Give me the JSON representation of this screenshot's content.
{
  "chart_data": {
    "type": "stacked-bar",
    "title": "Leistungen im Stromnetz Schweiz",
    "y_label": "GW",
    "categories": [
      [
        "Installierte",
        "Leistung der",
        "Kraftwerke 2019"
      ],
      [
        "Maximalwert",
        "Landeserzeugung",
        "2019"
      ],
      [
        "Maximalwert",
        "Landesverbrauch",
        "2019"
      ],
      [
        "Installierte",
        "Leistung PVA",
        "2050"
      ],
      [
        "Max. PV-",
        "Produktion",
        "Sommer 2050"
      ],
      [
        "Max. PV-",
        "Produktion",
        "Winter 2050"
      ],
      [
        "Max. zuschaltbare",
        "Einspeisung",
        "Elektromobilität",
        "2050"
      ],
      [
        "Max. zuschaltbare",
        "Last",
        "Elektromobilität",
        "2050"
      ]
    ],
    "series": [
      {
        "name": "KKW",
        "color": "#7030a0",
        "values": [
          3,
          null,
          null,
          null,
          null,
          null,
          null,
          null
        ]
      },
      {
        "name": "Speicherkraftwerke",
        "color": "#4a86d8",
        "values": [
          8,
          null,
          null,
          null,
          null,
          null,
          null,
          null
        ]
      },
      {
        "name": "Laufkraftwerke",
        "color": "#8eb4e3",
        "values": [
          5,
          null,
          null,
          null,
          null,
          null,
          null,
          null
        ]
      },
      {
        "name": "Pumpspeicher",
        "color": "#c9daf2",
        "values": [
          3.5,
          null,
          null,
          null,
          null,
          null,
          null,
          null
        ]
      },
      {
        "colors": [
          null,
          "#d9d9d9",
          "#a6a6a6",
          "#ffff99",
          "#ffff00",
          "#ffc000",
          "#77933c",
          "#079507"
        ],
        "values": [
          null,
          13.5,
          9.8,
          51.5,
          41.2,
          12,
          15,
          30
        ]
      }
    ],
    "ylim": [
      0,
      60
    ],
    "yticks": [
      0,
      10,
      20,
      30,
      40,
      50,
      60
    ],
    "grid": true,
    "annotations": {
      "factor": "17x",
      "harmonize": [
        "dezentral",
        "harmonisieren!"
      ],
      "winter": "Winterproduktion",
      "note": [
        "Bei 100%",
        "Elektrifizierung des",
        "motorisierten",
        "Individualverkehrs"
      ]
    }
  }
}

■ ■ ■

What to produce → Give all the records again. Match them exactly.

Reply →
Give me the JSON representation of this screenshot's content.
{
  "chart_data": {
    "type": "stacked-bar",
    "title": "Leistungen im Stromnetz Schweiz",
    "y_label": "GW",
    "categories": [
      [
        "Installierte",
        "Leistung der",
        "Kraftwerke 2019"
      ],
      [
        "Maximalwert",
        "Landeserzeugung",
        "2019"
      ],
      [
        "Maximalwert",
        "Landesverbrauch",
        "2019"
      ],
      [
        "Installierte",
        "Leistung PVA",
        "2050"
      ],
      [
        "Max. PV-",
        "Produktion",
        "Sommer 2050"
      ],
      [
        "Max. PV-",
        "Produktion",
        "Winter 2050"
      ],
      [
        "Max. zuschaltbare",
        "Einspeisung",
        "Elektromobilität",
        "2050"
      ],
      [
        "Max. zuschaltbare",
        "Last",
        "Elektromobilität",
        "2050"
      ]
    ],
    "series": [
      {
        "name": "KKW",
        "color": "#7030a0",
        "values": [
          3,
          null,
          null,
          null,
          null,
          null,
          null,
          null
        ]
      },
      {
        "name": "Speicherkraftwerke",
        "color": "#4a86d8",
        "values": [
          8,
          null,
          null,
          null,
          null,
          null,
          null,
          null
        ]
      },
      {
        "name": "Laufkraftwerke",
        "color": "#8eb4e3",
        "values": [
          5,
          null,
          null,
          null,
          null,
          null,
          null,
          null
        ]
      },
      {
        "name": "Pumpspeicher",
        "color": "#c9daf2",
        "values": [
          3.5,
          null,
          null,
          null,
          null,
          null,
          null,
          null
        ]
      },
      {
        "colors": [
          null,
          "#d9d9d9",
          "#a6a6a6",
          "#ffff99",
          "#ffff00",
          "#ffc000",
          "#77933c",
          "#079507"
        ],
        "values": [
          null,
          13.5,
          9.8,
          51.5,
          41.2,
          12,
          15,
          30
        ]
      }
    ],
    "ylim": [
      0,
      60
    ],
    "yticks": [
      0,
      10,
      20,
      30,
      40,
      50,
      60
    ],
    "grid": true,
    "annotations": {
      "factor": "17x",
      "harmonize": [
        "dezentral",
        "harmonisieren!"
      ],
      "winter": "Winterproduktion",
      "note": [
        "Bei 100%",
        "Elektrifizierung des",
        "motorisierten",
        "Individualverkehrs"
      ]
    }
  }
}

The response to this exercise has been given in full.